◆ Written task
Omit every picture, then give all the entries again exactly.
· · · · · · ·
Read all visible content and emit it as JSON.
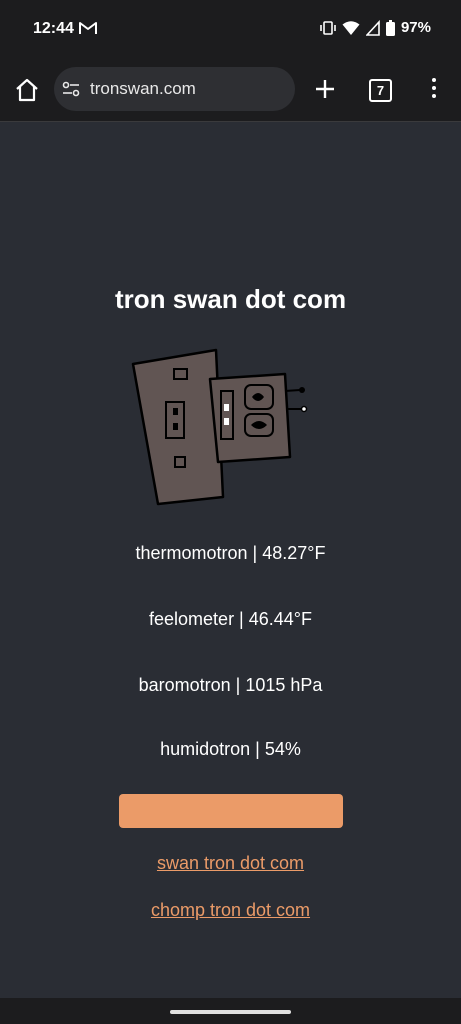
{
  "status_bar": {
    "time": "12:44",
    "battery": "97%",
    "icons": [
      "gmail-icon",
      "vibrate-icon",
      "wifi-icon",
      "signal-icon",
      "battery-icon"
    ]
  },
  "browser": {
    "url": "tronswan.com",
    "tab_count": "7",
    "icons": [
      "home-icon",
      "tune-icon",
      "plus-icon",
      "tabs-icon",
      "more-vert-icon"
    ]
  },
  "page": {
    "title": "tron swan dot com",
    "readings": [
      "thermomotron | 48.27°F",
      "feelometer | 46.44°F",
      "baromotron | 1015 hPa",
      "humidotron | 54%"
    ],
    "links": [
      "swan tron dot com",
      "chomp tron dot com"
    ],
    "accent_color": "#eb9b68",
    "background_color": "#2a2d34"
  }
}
· · · · · · ·
◆ Solution below
Read all visible content and emit it as JSON.
{
  "status_bar": {
    "time": "12:44",
    "battery": "97%",
    "icons": [
      "gmail-icon",
      "vibrate-icon",
      "wifi-icon",
      "signal-icon",
      "battery-icon"
    ]
  },
  "browser": {
    "url": "tronswan.com",
    "tab_count": "7",
    "icons": [
      "home-icon",
      "tune-icon",
      "plus-icon",
      "tabs-icon",
      "more-vert-icon"
    ]
  },
  "page": {
    "title": "tron swan dot com",
    "readings": [
      "thermomotron | 48.27°F",
      "feelometer | 46.44°F",
      "baromotron | 1015 hPa",
      "humidotron | 54%"
    ],
    "links": [
      "swan tron dot com",
      "chomp tron dot com"
    ],
    "accent_color": "#eb9b68",
    "background_color": "#2a2d34"
  }
}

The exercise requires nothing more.